Challenge ::
Check each line of the entries below for the string "this" and state how many lines have it, with no other text.

[Data excerpts]

------------------------------------

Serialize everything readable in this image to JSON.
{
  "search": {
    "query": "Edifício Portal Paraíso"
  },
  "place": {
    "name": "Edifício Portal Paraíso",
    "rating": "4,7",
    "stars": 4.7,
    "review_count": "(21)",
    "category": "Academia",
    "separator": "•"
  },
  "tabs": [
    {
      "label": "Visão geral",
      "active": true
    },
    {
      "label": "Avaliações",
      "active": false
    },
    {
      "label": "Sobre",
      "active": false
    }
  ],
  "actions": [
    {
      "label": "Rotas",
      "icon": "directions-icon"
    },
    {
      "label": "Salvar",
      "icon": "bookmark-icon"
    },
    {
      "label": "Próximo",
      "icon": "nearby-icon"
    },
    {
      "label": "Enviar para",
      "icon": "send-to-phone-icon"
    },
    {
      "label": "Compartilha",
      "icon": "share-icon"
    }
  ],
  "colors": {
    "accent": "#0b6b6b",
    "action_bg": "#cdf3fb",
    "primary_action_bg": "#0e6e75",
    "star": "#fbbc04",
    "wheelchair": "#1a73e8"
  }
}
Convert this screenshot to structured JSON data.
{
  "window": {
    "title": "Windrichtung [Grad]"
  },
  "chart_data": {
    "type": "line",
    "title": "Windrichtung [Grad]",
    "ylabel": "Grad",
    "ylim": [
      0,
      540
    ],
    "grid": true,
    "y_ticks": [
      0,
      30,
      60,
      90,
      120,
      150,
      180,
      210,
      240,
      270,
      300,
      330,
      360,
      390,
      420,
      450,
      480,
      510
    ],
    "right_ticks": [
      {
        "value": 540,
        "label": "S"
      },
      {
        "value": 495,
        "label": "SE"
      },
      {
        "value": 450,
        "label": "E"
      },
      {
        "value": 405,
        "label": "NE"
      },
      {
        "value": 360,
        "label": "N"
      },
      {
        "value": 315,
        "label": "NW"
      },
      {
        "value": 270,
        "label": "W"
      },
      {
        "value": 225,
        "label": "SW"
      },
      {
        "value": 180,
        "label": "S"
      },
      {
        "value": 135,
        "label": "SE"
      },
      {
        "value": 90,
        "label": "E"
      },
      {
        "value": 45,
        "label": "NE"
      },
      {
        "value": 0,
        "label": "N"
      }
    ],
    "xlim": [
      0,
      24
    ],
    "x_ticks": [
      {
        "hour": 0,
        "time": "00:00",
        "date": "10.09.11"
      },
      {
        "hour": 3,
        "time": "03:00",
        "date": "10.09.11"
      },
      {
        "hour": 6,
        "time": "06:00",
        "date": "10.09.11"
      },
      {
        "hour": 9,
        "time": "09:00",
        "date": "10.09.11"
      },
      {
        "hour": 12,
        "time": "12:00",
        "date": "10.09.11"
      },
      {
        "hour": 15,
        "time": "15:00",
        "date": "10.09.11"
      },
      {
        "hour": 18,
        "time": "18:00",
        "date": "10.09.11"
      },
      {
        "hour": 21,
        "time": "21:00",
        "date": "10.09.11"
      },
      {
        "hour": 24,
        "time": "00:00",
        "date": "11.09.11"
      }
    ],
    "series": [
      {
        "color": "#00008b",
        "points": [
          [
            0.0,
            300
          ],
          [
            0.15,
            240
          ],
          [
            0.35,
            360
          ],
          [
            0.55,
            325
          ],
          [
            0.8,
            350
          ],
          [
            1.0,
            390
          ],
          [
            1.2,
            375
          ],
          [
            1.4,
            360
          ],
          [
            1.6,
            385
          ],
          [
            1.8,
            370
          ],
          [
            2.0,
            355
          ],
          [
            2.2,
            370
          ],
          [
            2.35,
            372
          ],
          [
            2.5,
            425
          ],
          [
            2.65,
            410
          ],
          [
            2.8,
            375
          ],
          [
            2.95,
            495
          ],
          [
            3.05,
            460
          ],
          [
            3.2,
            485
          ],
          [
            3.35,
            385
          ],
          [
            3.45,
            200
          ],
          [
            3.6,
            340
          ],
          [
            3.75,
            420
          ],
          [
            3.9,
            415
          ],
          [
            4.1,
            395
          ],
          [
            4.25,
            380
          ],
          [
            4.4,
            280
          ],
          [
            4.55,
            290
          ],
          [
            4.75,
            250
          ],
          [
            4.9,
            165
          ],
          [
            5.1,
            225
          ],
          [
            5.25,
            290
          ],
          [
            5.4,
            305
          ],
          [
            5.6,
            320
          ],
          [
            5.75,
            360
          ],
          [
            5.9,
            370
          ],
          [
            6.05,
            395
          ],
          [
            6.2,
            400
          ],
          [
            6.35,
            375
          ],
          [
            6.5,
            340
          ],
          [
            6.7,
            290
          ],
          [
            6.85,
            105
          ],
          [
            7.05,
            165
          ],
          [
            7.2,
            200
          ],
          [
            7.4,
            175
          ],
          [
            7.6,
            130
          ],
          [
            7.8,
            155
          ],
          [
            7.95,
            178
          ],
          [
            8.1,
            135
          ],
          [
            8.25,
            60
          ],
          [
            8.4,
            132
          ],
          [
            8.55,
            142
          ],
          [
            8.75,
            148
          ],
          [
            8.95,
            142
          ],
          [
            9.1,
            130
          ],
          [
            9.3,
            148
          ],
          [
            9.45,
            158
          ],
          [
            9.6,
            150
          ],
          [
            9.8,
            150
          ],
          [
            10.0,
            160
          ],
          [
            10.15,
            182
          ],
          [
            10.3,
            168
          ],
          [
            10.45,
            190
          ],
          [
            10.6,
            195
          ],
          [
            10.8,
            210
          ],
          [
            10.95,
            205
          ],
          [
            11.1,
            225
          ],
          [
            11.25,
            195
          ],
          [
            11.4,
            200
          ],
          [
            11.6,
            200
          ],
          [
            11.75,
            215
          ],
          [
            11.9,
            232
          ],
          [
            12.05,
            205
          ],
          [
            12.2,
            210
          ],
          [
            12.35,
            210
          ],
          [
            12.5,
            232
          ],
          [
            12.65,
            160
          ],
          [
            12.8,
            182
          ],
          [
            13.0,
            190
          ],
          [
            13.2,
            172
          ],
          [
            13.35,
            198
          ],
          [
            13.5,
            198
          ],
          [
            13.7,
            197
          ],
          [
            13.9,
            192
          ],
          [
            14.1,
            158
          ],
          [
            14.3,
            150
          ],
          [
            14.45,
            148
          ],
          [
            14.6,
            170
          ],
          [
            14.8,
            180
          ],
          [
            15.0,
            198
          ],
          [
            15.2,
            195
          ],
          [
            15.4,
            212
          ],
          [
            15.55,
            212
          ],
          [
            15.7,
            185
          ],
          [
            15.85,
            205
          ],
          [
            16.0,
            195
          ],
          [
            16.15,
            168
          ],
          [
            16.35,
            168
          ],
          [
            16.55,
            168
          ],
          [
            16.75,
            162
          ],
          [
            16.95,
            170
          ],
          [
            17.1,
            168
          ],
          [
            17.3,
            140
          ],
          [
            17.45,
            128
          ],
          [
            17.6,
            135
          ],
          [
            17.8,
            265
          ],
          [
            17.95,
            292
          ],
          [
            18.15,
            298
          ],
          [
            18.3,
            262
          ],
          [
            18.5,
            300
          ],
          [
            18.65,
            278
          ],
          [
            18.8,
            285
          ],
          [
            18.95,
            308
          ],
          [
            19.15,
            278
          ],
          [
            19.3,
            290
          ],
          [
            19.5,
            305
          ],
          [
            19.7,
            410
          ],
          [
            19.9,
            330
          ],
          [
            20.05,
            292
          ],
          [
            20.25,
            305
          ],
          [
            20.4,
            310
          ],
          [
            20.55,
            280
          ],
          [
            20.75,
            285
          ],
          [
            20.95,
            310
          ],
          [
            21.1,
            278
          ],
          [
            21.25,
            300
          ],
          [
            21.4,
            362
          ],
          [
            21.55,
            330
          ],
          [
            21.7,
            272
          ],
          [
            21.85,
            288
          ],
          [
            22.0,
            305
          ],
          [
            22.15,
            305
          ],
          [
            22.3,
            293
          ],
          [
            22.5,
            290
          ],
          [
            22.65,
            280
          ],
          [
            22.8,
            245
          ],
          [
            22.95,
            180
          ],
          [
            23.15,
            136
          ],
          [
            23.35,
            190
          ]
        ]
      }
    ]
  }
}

------------------------------------

Written reply ::
2